▶ **Consigne 1**
Ces affirmations sont-elles conformes à l'extrait ? (a) Jean-Michel Attal exerce comme notaire dans l'immobilier d'entreprise. (b) Il a constitué sa collection en moins de vingt ans. (c) Il a suivi de près les tendances du marché. Répondez à chacune par oui ou non, avec les mots décisifs de l'extrait cités tels quels.

JEAN MICHEL ATTAL un homme libre

Publié le mercredi 15 décembre 2021

Notaire spécialisé dans l’immobilier d’entreprise, Jean-Michel Attal est aussi un amateur d’art contemporain engagé et apprécié qui a réuni, pendant plus de quarante ans, une collection rigoureuse mais non rigoriste. Au-delà d’un penchant naturel pour l’abstraction, ce visionnaire, sourd aux sirènes du marché, a été attentif, avant l’heure, à une scène européenne, voire française, aujourd’hui reconnue. 

Par Pauline Simons 76 Faubourg Sotheby's 

Quel a été l’élément déclencheur qui vous a rapproché de l’art contemporain ?

▶ **Consigne 2**
Dans le listing, pouvez-vous récrire les lignes situées entre celle qui contient « table-row xyxy=(65,629,895,661) » et celle qui contient « allergen-code: F88 xyxy=(65,532,123,564) », toutes deux incluses, en remplaçant « table-row » par « ligne-tableau » sans rien changer d'autre ? Ne donnez que ces lignes.

▶ **Jeu de données**
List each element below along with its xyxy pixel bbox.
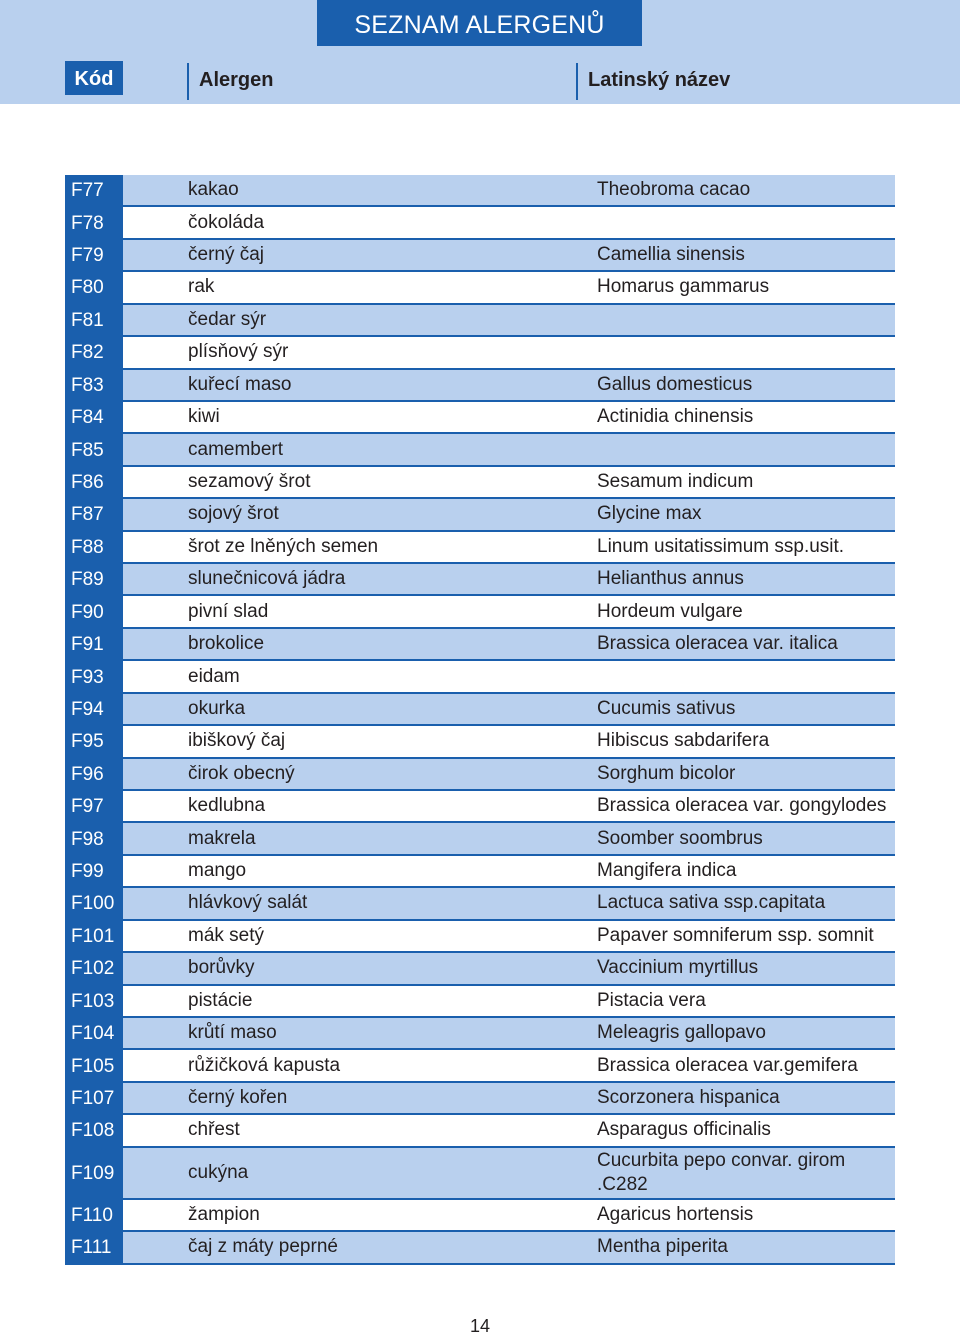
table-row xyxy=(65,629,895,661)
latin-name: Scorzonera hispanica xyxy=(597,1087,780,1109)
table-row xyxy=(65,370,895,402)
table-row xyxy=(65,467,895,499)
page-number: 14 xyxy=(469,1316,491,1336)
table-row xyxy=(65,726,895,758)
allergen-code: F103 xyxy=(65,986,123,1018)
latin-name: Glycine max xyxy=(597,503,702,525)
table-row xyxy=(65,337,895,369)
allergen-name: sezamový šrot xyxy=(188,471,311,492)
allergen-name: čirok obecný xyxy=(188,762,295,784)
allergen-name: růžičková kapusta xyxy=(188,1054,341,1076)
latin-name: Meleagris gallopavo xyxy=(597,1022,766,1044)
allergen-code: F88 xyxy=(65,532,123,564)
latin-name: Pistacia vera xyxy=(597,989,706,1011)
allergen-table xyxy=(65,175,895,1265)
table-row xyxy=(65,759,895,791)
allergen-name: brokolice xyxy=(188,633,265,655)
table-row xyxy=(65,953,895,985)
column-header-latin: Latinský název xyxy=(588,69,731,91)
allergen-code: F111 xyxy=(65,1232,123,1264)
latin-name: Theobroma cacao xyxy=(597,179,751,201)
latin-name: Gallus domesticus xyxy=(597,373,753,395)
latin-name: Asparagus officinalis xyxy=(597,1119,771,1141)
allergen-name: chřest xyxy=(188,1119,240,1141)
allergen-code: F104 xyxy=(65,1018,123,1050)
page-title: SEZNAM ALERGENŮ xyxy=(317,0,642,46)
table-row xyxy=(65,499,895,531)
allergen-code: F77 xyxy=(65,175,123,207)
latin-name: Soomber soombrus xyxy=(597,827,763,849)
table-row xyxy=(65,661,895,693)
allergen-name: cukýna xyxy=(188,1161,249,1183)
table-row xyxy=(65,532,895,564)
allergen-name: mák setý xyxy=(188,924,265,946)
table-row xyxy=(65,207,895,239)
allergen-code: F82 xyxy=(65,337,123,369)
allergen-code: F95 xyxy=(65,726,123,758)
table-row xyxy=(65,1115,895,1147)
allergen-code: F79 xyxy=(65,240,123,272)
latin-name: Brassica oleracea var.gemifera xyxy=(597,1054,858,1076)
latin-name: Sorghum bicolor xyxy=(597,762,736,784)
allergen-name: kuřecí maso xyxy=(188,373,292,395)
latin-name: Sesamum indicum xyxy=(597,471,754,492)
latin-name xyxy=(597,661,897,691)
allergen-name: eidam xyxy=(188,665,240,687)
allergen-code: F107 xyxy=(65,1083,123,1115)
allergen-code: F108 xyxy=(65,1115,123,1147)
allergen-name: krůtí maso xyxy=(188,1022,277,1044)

▶ **Corrigé complet 1**
(a) Oui : « Notaire spécialisé dans l’immobilier d’entreprise ».
(b) Non : « pendant plus de quarante ans ».
(c) Non : « sourd aux sirènes du marché ».

▶ **Corrigé complet 2**
ligne-tableau xyxy=(65,629,895,661)
latin-name: Scorzonera hispanica xyxy=(597,1087,780,1109)
ligne-tableau xyxy=(65,370,895,402)
ligne-tableau xyxy=(65,467,895,499)
page-number: 14 xyxy=(469,1316,491,1336)
ligne-tableau xyxy=(65,726,895,758)
allergen-code: F103 xyxy=(65,986,123,1018)
latin-name: Glycine max xyxy=(597,503,702,525)
ligne-tableau xyxy=(65,337,895,369)
allergen-name: sezamový šrot xyxy=(188,471,311,492)
allergen-name: čirok obecný xyxy=(188,762,295,784)
allergen-name: růžičková kapusta xyxy=(188,1054,341,1076)
latin-name: Meleagris gallopavo xyxy=(597,1022,766,1044)
allergen-code: F88 xyxy=(65,532,123,564)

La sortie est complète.